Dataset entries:
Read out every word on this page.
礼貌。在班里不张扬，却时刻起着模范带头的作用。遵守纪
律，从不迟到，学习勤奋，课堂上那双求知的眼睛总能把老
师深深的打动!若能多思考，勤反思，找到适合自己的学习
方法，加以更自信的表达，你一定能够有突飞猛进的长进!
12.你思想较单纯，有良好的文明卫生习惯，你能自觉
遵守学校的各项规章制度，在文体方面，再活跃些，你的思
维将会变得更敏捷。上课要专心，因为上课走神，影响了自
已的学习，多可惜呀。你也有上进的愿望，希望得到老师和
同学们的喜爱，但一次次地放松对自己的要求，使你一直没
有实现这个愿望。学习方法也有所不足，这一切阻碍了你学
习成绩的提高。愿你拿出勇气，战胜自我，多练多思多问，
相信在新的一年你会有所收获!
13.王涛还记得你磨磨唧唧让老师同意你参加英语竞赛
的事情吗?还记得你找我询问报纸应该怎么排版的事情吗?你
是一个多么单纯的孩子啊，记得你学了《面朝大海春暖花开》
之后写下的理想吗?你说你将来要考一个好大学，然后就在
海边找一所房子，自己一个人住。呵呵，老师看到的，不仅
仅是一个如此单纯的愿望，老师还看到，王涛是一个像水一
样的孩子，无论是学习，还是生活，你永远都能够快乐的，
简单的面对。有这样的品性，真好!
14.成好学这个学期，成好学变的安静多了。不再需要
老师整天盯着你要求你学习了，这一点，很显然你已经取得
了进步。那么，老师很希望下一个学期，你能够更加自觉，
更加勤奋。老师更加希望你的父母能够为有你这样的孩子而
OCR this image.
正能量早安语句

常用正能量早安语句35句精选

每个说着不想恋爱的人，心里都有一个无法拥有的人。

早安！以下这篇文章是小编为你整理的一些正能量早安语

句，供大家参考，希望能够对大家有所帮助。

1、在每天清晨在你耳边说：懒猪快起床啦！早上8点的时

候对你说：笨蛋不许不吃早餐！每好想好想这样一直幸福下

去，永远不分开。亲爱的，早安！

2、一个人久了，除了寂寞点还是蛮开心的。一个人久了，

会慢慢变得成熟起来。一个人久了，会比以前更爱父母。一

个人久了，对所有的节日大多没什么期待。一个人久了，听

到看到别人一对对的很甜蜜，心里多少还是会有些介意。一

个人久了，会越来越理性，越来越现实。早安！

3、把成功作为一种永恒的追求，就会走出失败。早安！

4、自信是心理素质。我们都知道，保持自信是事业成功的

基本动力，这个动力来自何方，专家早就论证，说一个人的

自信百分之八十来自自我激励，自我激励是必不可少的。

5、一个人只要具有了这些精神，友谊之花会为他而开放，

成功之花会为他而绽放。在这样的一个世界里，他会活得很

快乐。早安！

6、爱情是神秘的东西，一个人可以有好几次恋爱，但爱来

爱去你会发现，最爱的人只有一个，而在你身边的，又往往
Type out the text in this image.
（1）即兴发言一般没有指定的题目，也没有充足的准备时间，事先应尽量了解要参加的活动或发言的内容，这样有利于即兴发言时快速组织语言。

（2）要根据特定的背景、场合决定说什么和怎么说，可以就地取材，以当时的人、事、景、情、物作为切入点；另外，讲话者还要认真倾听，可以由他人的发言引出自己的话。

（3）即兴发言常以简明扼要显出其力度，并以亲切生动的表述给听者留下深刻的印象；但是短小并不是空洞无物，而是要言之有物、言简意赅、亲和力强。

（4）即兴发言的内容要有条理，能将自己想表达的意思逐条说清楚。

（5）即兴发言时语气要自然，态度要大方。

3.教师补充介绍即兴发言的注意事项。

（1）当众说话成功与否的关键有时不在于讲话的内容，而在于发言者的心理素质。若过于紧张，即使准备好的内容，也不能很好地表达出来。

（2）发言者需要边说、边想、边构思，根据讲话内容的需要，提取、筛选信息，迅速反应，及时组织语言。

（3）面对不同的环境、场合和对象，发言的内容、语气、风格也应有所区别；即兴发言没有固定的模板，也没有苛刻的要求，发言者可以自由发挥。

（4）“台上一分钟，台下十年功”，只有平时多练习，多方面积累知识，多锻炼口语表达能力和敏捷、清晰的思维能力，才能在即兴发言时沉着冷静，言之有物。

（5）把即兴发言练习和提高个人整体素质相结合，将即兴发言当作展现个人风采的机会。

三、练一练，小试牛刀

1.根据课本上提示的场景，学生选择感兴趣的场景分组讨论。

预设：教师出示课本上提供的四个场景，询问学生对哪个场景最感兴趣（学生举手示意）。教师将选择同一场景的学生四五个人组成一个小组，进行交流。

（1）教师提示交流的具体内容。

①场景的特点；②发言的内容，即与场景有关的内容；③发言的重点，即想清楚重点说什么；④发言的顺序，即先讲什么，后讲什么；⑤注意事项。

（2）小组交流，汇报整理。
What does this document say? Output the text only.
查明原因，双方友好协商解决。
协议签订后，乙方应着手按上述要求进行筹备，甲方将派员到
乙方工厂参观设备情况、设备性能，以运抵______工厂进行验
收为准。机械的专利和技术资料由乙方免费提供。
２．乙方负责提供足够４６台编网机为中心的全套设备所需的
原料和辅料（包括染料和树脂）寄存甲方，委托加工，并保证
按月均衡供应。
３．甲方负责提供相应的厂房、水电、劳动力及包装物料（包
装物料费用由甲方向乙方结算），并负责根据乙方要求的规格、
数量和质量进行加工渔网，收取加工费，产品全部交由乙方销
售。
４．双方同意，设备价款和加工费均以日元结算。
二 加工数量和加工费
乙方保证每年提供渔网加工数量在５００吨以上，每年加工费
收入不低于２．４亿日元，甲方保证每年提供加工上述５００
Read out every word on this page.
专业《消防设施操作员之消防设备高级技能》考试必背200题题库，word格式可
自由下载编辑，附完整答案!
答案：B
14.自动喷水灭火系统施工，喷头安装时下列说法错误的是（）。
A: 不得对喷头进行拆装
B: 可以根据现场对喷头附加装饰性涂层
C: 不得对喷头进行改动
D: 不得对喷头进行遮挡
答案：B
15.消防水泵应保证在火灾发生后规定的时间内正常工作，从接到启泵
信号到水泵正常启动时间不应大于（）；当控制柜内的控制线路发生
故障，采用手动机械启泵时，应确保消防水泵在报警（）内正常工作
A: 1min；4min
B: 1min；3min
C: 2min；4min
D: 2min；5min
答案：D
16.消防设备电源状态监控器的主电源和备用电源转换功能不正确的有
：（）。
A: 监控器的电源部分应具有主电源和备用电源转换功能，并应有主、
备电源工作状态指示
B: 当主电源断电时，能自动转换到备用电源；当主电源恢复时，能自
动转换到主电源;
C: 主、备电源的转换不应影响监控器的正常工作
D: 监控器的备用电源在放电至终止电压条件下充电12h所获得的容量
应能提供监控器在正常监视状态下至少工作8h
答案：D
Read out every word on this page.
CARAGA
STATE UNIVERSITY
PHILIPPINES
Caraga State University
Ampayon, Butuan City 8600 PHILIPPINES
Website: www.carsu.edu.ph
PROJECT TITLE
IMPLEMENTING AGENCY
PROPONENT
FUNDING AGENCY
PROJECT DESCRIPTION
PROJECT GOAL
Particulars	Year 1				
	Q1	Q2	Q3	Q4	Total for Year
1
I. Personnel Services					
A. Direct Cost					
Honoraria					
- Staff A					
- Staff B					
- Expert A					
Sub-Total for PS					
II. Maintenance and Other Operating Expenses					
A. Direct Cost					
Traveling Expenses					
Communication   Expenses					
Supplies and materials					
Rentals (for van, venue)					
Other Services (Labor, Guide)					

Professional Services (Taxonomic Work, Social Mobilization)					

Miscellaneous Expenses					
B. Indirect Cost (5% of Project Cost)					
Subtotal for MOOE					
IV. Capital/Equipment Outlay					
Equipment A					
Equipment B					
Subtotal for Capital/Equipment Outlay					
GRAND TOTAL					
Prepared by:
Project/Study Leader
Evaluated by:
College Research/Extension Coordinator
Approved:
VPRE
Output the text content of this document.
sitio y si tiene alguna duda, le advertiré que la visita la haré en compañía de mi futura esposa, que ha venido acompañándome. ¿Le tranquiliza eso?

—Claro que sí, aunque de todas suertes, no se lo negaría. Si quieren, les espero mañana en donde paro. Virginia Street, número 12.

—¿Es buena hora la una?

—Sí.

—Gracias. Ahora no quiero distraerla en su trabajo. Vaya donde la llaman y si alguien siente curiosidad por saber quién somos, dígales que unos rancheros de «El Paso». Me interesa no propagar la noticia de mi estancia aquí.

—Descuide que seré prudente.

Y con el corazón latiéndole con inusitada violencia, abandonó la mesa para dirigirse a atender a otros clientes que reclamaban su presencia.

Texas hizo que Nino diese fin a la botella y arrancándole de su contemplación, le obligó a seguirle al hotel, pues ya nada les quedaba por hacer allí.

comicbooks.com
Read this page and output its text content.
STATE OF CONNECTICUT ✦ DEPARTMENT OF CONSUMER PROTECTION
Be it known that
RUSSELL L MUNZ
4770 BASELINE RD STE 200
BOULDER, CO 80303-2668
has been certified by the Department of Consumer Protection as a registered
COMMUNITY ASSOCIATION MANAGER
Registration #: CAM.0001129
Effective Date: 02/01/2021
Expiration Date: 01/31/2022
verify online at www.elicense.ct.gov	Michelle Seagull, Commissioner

# [Set task]
Report how many lines contain "Subtotal". Give nothing but the number.

# [Finished exercise]
2